#### [What you will do]
Pick out each line containing the string "汗腺分泌减少".

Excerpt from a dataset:

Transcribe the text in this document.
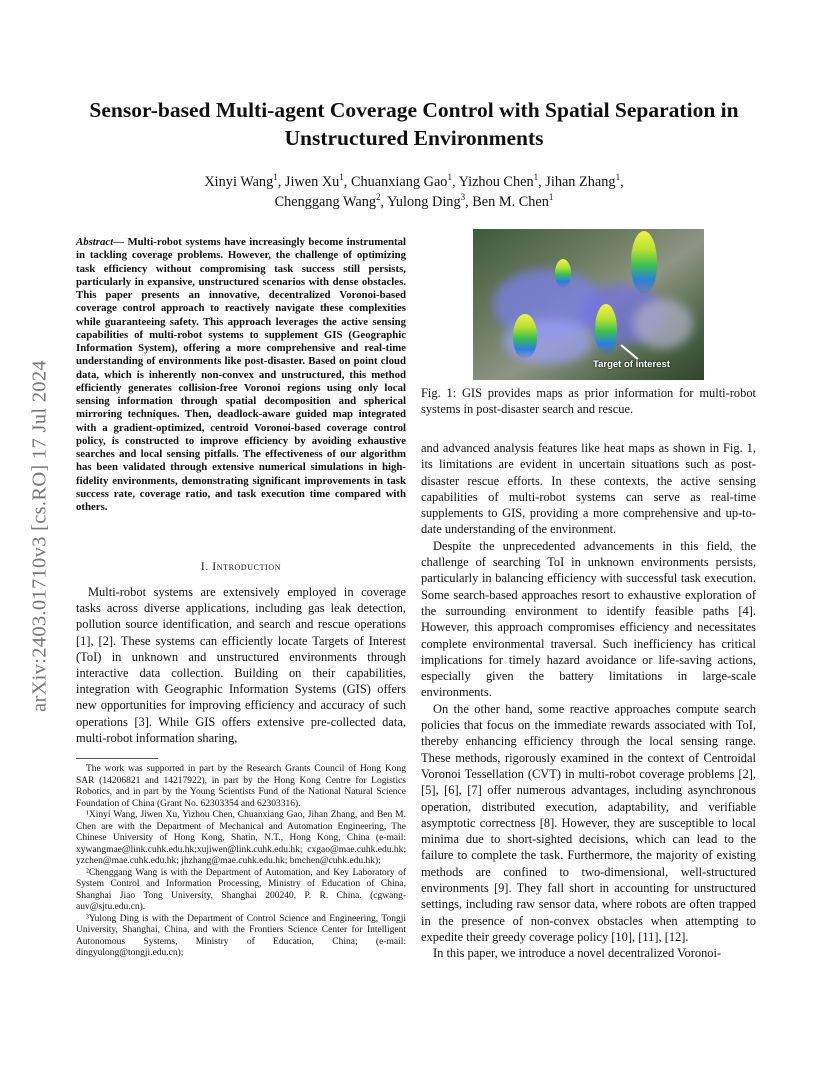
arXiv:2403.01710v3 [cs.RO] 17 Jul 2024
Sensor-based Multi-agent Coverage Control with Spatial Separation in
Unstructured Environments
Xinyi Wang$^1$, Jiwen Xu$^1$, Chuanxiang Gao$^1$, Yizhou Chen$^1$, Jihan Zhang$^1$,
Chenggang Wang$^2$, Yulong Ding$^3$, Ben M. Chen$^1$
Abstract— Multi-robot systems have increasingly become instrumental in tackling coverage problems. However, the challenge of optimizing task efficiency without compromising task success still persists, particularly in expansive, unstructured scenarios with dense obstacles. This paper presents an innovative, decentralized Voronoi-based coverage control approach to reactively navigate these complexities while guaranteeing safety. This approach leverages the active sensing capabilities of multi-robot systems to supplement GIS (Geographic Information System), offering a more comprehensive and real-time understanding of environments like post-disaster. Based on point cloud data, which is inherently non-convex and unstructured, this method efficiently generates collision-free Voronoi regions using only local sensing information through spatial decomposition and spherical mirroring techniques. Then, deadlock-aware guided map integrated with a gradient-optimized, centroid Voronoi-based coverage control policy, is constructed to improve efficiency by avoiding exhaustive searches and local sensing pitfalls. The effectiveness of our algorithm has been validated through extensive numerical simulations in high-fidelity environments, demonstrating significant improvements in task success rate, coverage ratio, and task execution time compared with others.
I. Introduction

Multi-robot systems are extensively employed in coverage tasks across diverse applications, including gas leak detection, pollution source identification, and search and rescue operations [1], [2]. These systems can efficiently locate Targets of Interest (ToI) in unknown and unstructured environments through interactive data collection. Building on their capabilities, integration with Geographic Information Systems (GIS) offers new opportunities for improving efficiency and accuracy of such operations [3]. While GIS offers extensive pre-collected data, multi-robot information sharing,

The work was supported in part by the Research Grants Council of Hong Kong SAR (14206821 and 14217922), in part by the Hong Kong Centre for Logistics Robotics, and in part by the Young Scientists Fund of the National Natural Science Foundation of China (Grant No. 62303354 and 62303316).

¹Xinyi Wang, Jiwen Xu, Yizhou Chen, Chuanxiang Gao, Jihan Zhang, and Ben M. Chen are with the Department of Mechanical and Automation Engineering, The Chinese University of Hong Kong, Shatin, N.T., Hong Kong, China (e-mail: xywangmae@link.cuhk.edu.hk;xujiwen@link.cuhk.edu.hk; cxgao@mae.cuhk.edu.hk; yzchen@mae.cuhk.edu.hk; jhzhang@mae.cuhk.edu.hk; bmchen@cuhk.edu.hk);

²Chenggang Wang is with the Department of Automation, and Key Laboratory of System Control and Information Processing, Ministry of Education of China, Shanghai Jiao Tong University, Shanghai 200240, P. R. China. (cgwang-auv@sjtu.edu.cn).

³Yulong Ding is with the Department of Control Science and Engineering, Tongji University, Shanghai, China, and with the Frontiers Science Center for Intelligent Autonomous Systems, Ministry of Education, China; (e-mail: dingyulong@tongji.edu.cn);

Target of interest
Fig. 1: GIS provides maps as prior information for multi-robot systems in post-disaster search and rescue.

and advanced analysis features like heat maps as shown in Fig. 1, its limitations are evident in uncertain situations such as post-disaster rescue efforts. In these contexts, the active sensing capabilities of multi-robot systems can serve as real-time supplements to GIS, providing a more comprehensive and up-to-date understanding of the environment.

Despite the unprecedented advancements in this field, the challenge of searching ToI in unknown environments persists, particularly in balancing efficiency with successful task execution. Some search-based approaches resort to exhaustive exploration of the surrounding environment to identify feasible paths [4]. However, this approach compromises efficiency and necessitates complete environmental traversal. Such inefficiency has critical implications for timely hazard avoidance or life-saving actions, especially given the battery limitations in large-scale environments.

On the other hand, some reactive approaches compute search policies that focus on the immediate rewards associated with ToI, thereby enhancing efficiency through the local sensing range. These methods, rigorously examined in the context of Centroidal Voronoi Tessellation (CVT) in multi-robot coverage problems [2], [5], [6], [7] offer numerous advantages, including asynchronous operation, distributed execution, adaptability, and verifiable asymptotic correctness [8]. However, they are susceptible to local minima due to short-sighted decisions, which can lead to the failure to complete the task. Furthermore, the majority of existing methods are confined to two-dimensional, well-structured environments [9]. They fall short in accounting for unstructured settings, including raw sensor data, where robots are often trapped in the presence of non-convex obstacles when attempting to expedite their greedy coverage policy [10], [11], [12].

In this paper, we introduce a novel decentralized Voronoi-
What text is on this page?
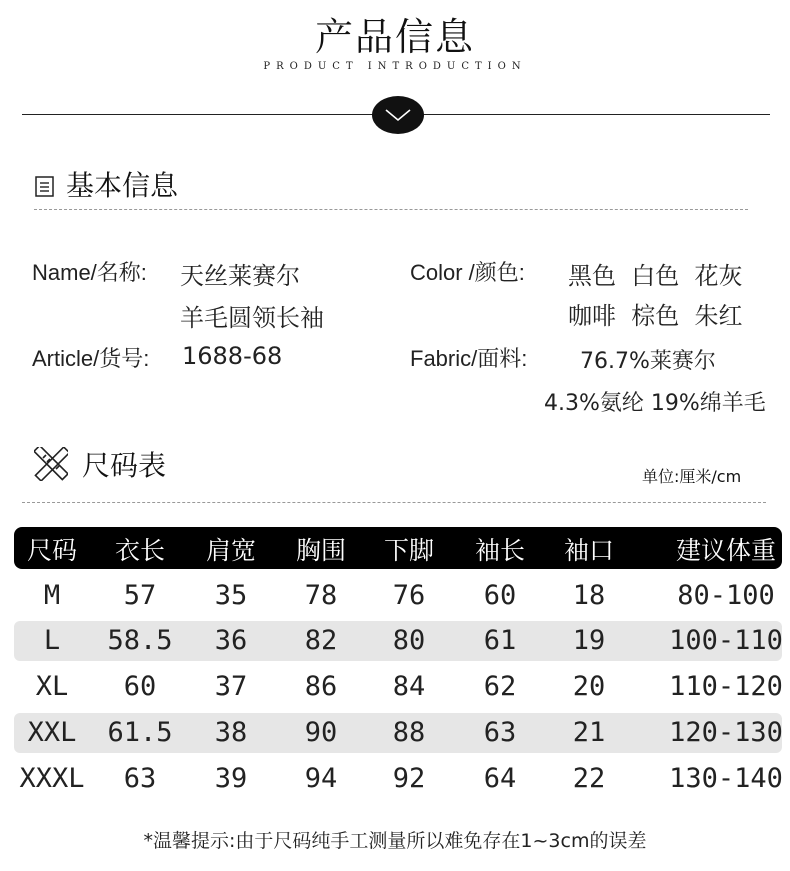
产品信息
PRODUCT INTRODUCTION
基本信息
Name/名称: 天丝莱赛尔
羊毛圆领长袖
Article/货号: 1688-68
Color /颜色: 黑色  白色  花灰
咖啡  棕色  朱红
Fabric/面料: 76.7%莱赛尔
4.3%氨纶 19%绵羊毛
尺码表	单位:厘米/cm
尺码 衣长 肩宽 胸围 下脚 袖长 袖口 建议体重
M 57 35 78 76 60 18	80-100
L 58.5 36 82 80 61 19 100-110
XL 60 37 86 84 62 20 110-120
XXL 61.5 38 90 88 63 21 120-130
XXXL 63 39 94 92 64 22 130-140
*温馨提示:由于尺码纯手工测量所以难免存在1~3cm的误差
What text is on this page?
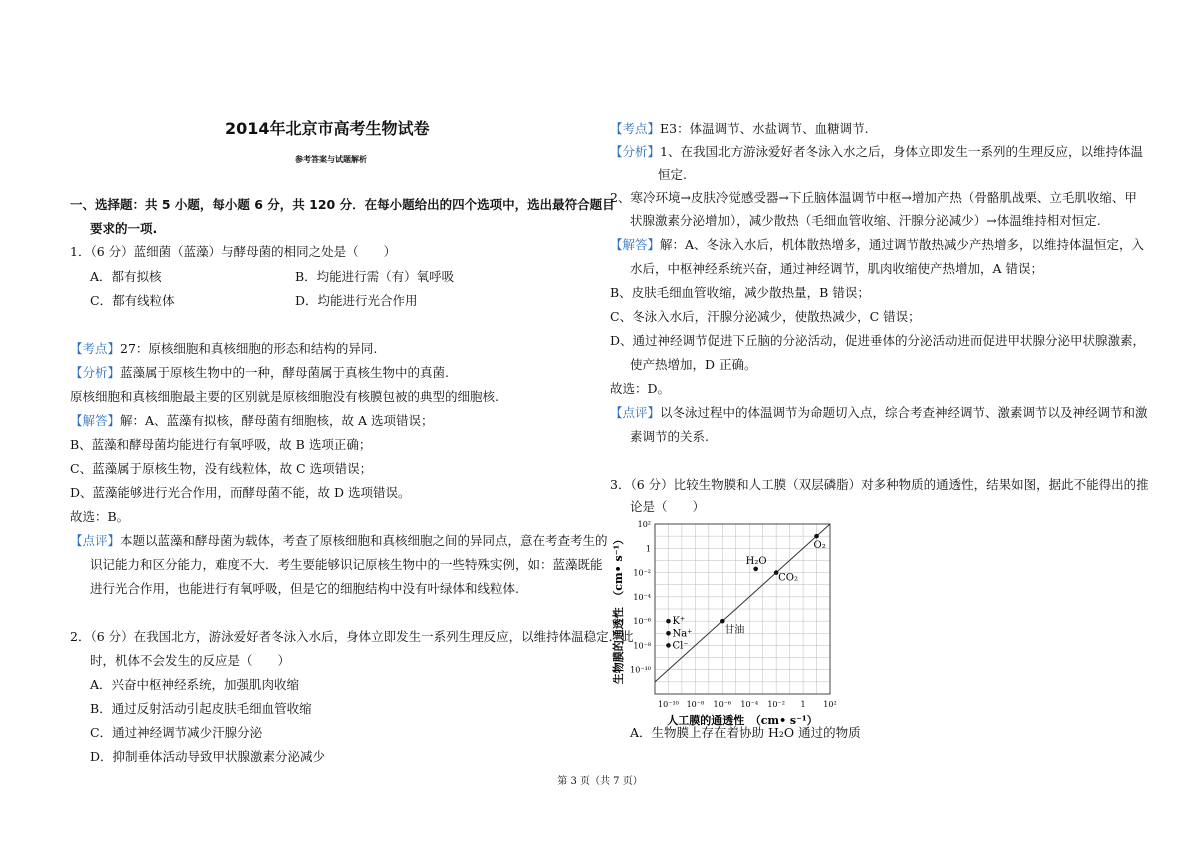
2014年北京市高考生物试卷
参考答案与试题解析
一、选择题：共 5 小题，每小题 6 分，共 120 分．在每小题给出的四个选项中，选出最符合题目
要求的一项.
1．（6 分）蓝细菌（蓝藻）与酵母菌的相同之处是（　　）
A．都有拟核	B．均能进行需（有）氧呼吸
C．都有线粒体	D．均能进行光合作用
【考点】27：原核细胞和真核细胞的形态和结构的异同.
【分析】蓝藻属于原核生物中的一种，酵母菌属于真核生物中的真菌.
原核细胞和真核细胞最主要的区别就是原核细胞没有核膜包被的典型的细胞核.
【解答】解：A、蓝藻有拟核，酵母菌有细胞核，故 A 选项错误；
B、蓝藻和酵母菌均能进行有氧呼吸，故 B 选项正确；
C、蓝藻属于原核生物，没有线粒体，故 C 选项错误；
D、蓝藻能够进行光合作用，而酵母菌不能，故 D 选项错误。
故选：B。
【点评】本题以蓝藻和酵母菌为载体，考查了原核细胞和真核细胞之间的异同点，意在考查考生的
识记能力和区分能力，难度不大．考生要能够识记原核生物中的一些特殊实例，如：蓝藻既能
进行光合作用，也能进行有氧呼吸，但是它的细胞结构中没有叶绿体和线粒体.
2．（6 分）在我国北方，游泳爱好者冬泳入水后，身体立即发生一系列生理反应，以维持体温稳定．此
时，机体不会发生的反应是（　　）
A．兴奋中枢神经系统，加强肌肉收缩
B．通过反射活动引起皮肤毛细血管收缩
C．通过神经调节减少汗腺分泌
D．抑制垂体活动导致甲状腺激素分泌减少
【考点】E3：体温调节、水盐调节、血糖调节.
【分析】1、在我国北方游泳爱好者冬泳入水之后，身体立即发生一系列的生理反应，以维持体温
恒定.
2、寒冷环境→皮肤冷觉感受器→下丘脑体温调节中枢→增加产热（骨骼肌战栗、立毛肌收缩、甲
状腺激素分泌增加），减少散热（毛细血管收缩、汗腺分泌减少）→体温维持相对恒定.
【解答】解：A、冬泳入水后，机体散热增多，通过调节散热减少产热增多，以维持体温恒定，入
水后，中枢神经系统兴奋，通过神经调节，肌肉收缩使产热增加，A 错误；
B、皮肤毛细血管收缩，减少散热量，B 错误；
C、冬泳入水后，汗腺分泌减少，使散热减少，C 错误；
D、通过神经调节促进下丘脑的分泌活动，促进垂体的分泌活动进而促进甲状腺分泌甲状腺激素，
使产热增加，D 正确。
故选：D。
【点评】以冬泳过程中的体温调节为命题切入点，综合考查神经调节、激素调节以及神经调节和激
素调节的关系.
3．（6 分）比较生物膜和人工膜（双层磷脂）对多种物质的通透性，结果如图，据此不能得出的推
论是（　　）
10²
1
10⁻²
10⁻⁴
10⁻⁶
10⁻⁸
10⁻¹⁰
10⁻¹⁰ 10⁻⁸ 10⁻⁶ 10⁻⁴ 10⁻² 1 10²
O₂
H₂O
CO₂
甘油
K⁺
Na⁺
Cl⁻
生物膜的通透性　（cm• s⁻¹）
人工膜的通透性　（cm• s⁻¹）
A．生物膜上存在着协助 H₂O 通过的物质
第 3 页（共 7 页）
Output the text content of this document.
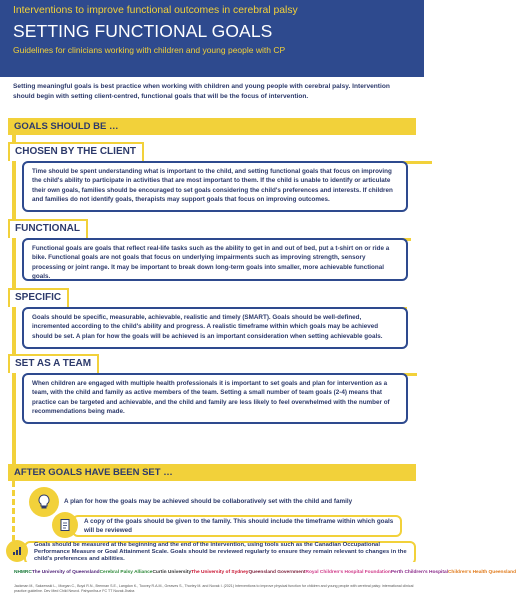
Interventions to improve functional outcomes in cerebral palsy
SETTING FUNCTIONAL GOALS
Guidelines for clinicians working with children and young people with CP
Setting meaningful goals is best practice when working with children and young people with cerebral palsy. Intervention should begin with setting client-centred, functional goals that will be the focus of intervention.
GOALS SHOULD BE …
CHOSEN BY THE CLIENT
Time should be spent understanding what is important to the child, and setting functional goals that focus on improving the child's ability to participate in activities that are most important to them. If the child is unable to identify or articulate their own goals, families should be encouraged to set goals considering the child's preferences and interests. If children and families do not identify goals, therapists may support goals that focus on improving outcomes.
FUNCTIONAL
Functional goals are goals that reflect real-life tasks such as the ability to get in and out of bed, put a t-shirt on or ride a bike. Functional goals are not goals that focus on underlying impairments such as improving strength, sensory processing or joint range. It may be important to break down long-term goals into smaller, more achievable functional goals.
SPECIFIC
Goals should be specific, measurable, achievable, realistic and timely (SMART). Goals should be well-defined, incremented according to the child's ability and progress. A realistic timeframe within which goals may be achieved should be set. A plan for how the goals will be achieved is an important consideration when setting achievable goals.
SET AS A TEAM
When children are engaged with multiple health professionals it is important to set goals and plan for intervention as a team, with the child and family as active members of the team. Setting a small number of team goals (2-4) means that practice can be targeted and achievable, and the child and family are less likely to feel overwhelmed with the number of recommendations being made.
AFTER GOALS HAVE BEEN SET …
A plan for how the goals may be achieved should be collaboratively set with the child and family
A copy of the goals should be given to the family. This should include the timeframe within which goals will be reviewed
Goals should be measured at the beginning and the end of the intervention, using tools such as the Canadian Occupational Performance Measure or Goal Attainment Scale. Goals should be reviewed regularly to ensure they remain relevant to changes in the child's preferences and abilities.
NHMRC The University of Queensland Cerebral Palsy Alliance Curtin University The University of Sydney Queensland Government Royal Children's Hospital Foundation Perth Children's Hospital Children's Health Queensland
Jackman M., Sakzewski L., Morgan C., Boyd R.N., Brennan S.E., Langdon K., Toovey R.A.M., Greaves S., Thorley M. and Novak I. (2021) Interventions to improve physical function for children and young people with cerebral palsy: international clinical practice guideline. Dev Med Child Neurol. Pahyoniha-e FC TT Novak Jbaba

#### [Answer below]
状腺激素分泌增加），减少散热（毛细血管收缩、汗腺分泌减少）→体温维持相对恒定.
C、冬泳入水后，汗腺分泌减少，使散热减少，C 错误；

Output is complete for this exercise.